- [Directions for this task]:
Report how many lines of the following entries include the string "Lindenstraße"; respond with the number alone.
-- Start Data provided --
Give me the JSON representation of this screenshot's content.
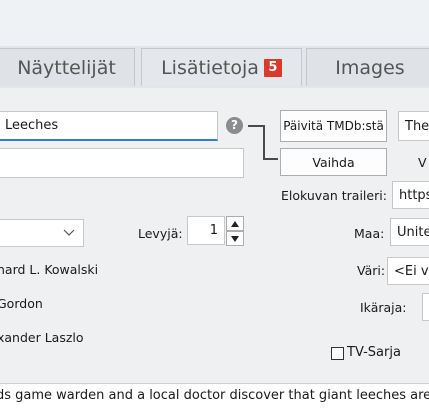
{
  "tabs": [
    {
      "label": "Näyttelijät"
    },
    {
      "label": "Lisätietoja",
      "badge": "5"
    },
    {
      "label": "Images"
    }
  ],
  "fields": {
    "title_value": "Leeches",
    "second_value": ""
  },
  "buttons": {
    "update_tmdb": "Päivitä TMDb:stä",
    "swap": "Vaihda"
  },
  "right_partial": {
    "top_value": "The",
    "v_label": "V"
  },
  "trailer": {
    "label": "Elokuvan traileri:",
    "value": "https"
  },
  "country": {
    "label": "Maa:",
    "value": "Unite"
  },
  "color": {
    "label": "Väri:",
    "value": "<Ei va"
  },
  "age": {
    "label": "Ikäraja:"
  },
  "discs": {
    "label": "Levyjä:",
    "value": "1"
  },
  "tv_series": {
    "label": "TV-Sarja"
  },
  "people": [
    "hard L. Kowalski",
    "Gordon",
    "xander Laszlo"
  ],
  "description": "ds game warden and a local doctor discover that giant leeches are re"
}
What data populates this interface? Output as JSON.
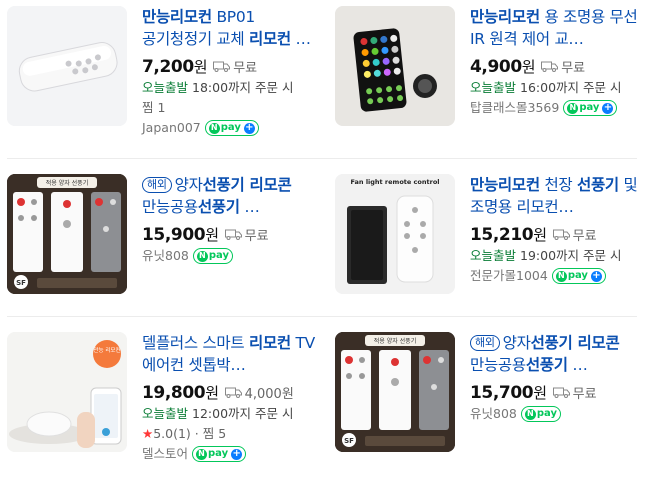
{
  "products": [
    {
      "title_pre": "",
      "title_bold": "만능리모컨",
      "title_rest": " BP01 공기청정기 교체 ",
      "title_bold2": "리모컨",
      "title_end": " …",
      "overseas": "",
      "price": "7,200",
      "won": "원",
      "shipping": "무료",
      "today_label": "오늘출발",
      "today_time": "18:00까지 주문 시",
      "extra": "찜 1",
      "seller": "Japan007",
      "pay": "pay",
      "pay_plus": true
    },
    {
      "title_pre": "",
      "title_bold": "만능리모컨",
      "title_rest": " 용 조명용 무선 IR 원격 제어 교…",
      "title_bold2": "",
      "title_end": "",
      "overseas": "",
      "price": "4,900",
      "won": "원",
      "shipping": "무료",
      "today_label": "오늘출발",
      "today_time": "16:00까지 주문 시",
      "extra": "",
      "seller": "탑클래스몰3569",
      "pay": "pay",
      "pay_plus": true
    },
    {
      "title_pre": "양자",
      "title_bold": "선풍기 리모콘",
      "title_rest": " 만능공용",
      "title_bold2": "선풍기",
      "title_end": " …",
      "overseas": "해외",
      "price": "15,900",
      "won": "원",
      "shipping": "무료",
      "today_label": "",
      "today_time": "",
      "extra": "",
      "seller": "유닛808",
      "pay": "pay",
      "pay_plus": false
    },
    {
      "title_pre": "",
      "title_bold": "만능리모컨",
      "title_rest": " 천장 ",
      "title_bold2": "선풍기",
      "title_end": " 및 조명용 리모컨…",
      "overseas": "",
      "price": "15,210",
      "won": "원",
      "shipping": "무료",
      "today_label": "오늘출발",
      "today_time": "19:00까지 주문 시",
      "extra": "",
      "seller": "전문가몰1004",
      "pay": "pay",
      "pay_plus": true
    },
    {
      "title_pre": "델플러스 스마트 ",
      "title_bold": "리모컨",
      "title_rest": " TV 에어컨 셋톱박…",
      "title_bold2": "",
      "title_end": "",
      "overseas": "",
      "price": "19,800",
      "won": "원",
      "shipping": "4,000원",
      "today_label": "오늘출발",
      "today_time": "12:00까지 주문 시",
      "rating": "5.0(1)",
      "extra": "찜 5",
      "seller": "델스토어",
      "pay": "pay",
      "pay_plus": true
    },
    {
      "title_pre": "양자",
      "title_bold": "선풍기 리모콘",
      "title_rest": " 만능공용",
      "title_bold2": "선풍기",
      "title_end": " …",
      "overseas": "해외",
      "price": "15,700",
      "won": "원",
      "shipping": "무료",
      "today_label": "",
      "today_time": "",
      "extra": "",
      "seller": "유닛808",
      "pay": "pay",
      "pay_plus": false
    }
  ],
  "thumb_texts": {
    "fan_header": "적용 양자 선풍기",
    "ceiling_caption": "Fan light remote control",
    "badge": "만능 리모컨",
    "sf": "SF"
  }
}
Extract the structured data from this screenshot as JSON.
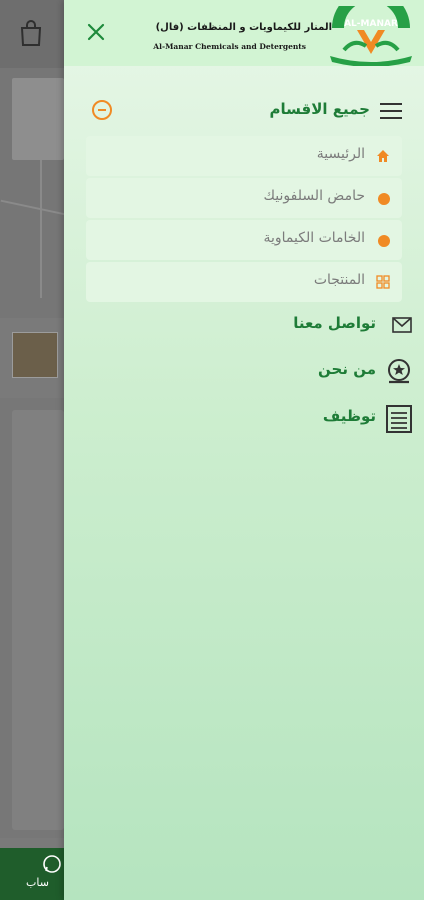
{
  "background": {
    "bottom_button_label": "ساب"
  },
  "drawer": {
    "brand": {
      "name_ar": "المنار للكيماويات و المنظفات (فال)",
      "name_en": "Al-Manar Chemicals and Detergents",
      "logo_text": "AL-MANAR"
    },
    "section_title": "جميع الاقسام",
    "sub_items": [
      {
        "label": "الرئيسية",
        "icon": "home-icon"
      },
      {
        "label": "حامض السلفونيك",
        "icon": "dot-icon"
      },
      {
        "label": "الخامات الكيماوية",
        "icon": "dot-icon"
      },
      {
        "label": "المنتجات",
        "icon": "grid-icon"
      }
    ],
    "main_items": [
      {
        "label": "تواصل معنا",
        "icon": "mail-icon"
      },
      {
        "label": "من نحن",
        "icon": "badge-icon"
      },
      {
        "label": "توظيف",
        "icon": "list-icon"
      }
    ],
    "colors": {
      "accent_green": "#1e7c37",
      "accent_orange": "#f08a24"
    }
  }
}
-- End Data provided --
-- Start Data provided --
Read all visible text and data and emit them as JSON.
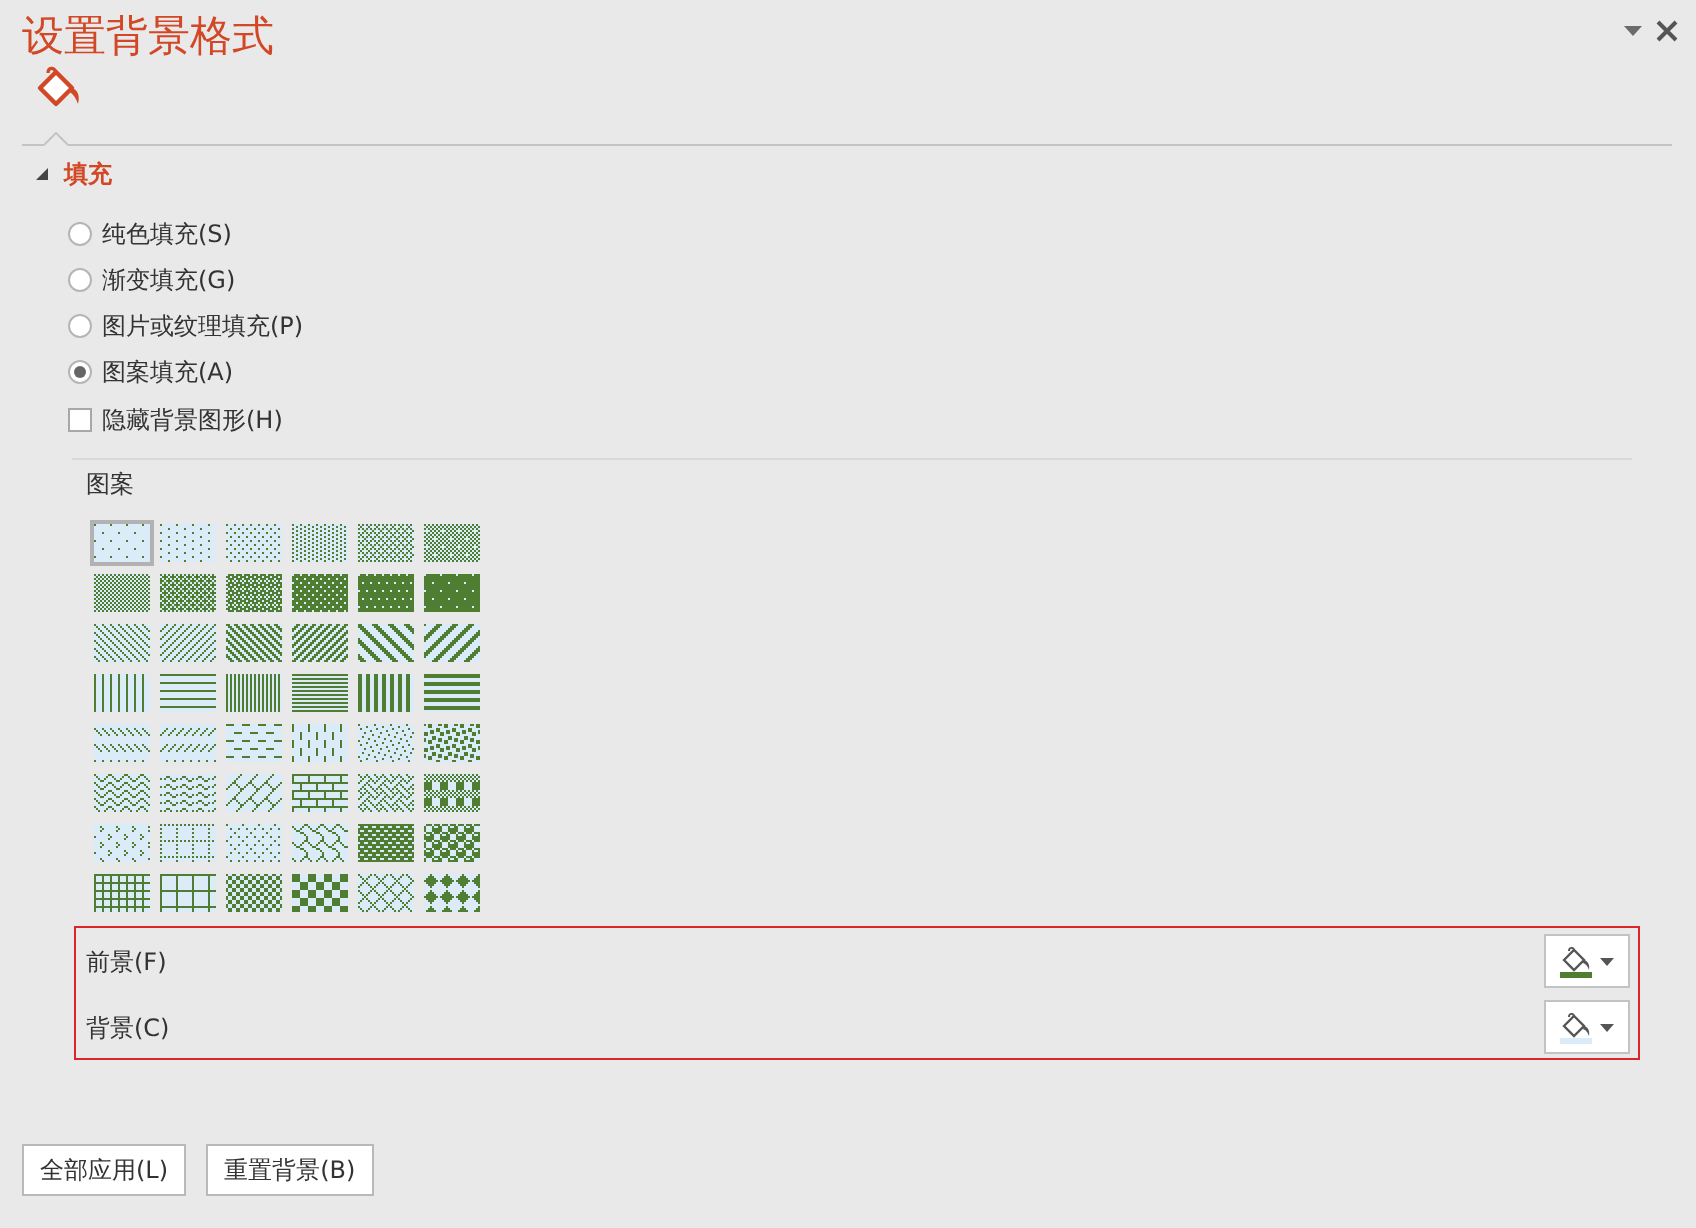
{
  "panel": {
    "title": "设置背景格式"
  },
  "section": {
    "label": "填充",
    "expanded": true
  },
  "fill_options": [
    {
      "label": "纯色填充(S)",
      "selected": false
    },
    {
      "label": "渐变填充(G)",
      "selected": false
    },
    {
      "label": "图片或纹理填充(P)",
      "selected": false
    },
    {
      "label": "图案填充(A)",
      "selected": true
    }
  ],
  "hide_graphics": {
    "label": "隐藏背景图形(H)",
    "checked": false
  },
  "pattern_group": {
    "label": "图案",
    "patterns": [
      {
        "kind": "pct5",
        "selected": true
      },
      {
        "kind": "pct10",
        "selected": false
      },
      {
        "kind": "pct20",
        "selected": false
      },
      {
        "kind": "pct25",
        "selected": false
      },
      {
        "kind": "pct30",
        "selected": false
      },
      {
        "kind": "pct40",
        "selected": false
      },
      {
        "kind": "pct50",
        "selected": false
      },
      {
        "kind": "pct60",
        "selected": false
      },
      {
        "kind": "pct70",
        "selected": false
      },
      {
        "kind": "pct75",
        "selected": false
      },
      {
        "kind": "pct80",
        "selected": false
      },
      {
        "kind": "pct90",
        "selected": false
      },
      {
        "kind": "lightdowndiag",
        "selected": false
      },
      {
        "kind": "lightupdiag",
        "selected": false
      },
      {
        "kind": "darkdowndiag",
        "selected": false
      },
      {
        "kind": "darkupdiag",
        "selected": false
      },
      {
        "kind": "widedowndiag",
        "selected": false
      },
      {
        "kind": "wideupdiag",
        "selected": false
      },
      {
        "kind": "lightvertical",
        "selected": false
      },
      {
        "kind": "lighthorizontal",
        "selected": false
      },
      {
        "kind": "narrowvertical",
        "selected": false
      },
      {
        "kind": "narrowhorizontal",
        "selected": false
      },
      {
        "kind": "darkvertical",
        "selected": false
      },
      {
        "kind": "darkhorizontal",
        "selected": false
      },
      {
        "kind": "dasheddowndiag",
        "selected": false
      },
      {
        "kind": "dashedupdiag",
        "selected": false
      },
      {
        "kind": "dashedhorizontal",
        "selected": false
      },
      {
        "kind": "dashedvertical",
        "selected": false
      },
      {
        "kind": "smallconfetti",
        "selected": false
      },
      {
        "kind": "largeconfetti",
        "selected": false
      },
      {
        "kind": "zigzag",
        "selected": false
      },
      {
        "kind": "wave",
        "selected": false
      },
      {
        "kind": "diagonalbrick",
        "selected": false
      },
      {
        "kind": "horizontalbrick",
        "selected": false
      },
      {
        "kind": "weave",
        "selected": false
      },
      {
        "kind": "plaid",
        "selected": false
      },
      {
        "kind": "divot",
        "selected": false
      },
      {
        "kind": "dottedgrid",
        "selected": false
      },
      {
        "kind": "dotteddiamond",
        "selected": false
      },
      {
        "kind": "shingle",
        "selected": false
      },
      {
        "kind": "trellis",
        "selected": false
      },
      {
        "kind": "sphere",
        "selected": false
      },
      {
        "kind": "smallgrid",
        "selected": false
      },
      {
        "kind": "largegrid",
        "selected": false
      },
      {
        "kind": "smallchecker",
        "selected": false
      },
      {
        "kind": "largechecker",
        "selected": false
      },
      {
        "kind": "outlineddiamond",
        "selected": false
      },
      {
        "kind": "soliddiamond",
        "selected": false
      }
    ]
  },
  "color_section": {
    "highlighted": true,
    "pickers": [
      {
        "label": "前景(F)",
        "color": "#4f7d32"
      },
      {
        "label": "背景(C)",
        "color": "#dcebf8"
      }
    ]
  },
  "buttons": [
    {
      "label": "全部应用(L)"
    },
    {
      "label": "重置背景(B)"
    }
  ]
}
-- End Data provided --
-- Start Data provided --
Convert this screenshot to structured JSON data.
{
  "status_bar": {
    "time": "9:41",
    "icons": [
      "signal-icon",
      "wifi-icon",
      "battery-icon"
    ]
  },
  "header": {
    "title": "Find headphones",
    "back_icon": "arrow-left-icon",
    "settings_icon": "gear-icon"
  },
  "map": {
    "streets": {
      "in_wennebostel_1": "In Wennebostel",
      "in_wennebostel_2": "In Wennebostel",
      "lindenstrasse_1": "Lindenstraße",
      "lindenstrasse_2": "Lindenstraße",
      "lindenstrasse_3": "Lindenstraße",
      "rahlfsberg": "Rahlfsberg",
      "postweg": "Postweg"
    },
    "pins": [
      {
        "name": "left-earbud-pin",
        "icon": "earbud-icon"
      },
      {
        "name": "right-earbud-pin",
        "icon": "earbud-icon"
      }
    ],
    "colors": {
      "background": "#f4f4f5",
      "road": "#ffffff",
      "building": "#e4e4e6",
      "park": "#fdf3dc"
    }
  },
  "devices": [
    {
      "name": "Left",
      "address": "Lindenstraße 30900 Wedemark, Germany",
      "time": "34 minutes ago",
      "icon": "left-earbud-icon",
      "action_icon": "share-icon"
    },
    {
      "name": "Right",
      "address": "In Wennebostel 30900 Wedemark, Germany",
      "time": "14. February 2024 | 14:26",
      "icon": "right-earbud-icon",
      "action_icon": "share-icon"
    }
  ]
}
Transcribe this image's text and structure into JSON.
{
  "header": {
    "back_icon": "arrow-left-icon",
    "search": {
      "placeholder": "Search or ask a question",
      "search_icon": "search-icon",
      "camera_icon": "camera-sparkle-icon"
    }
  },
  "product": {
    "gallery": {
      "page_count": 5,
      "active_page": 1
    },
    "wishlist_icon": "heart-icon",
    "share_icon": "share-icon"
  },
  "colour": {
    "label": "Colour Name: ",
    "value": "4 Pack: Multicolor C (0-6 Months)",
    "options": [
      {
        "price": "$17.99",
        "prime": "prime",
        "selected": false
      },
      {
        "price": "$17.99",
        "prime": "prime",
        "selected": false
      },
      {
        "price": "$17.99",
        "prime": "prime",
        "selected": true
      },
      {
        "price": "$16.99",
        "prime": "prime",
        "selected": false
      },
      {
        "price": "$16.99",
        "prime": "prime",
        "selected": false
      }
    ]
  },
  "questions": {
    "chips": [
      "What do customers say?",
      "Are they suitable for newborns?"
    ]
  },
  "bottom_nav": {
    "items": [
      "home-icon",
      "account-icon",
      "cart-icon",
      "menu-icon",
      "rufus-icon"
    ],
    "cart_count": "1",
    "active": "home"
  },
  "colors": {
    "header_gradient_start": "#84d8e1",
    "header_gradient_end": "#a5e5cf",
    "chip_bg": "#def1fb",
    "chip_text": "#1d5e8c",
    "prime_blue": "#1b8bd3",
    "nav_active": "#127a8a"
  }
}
-- End Data provided --
- [Finished answer]:
4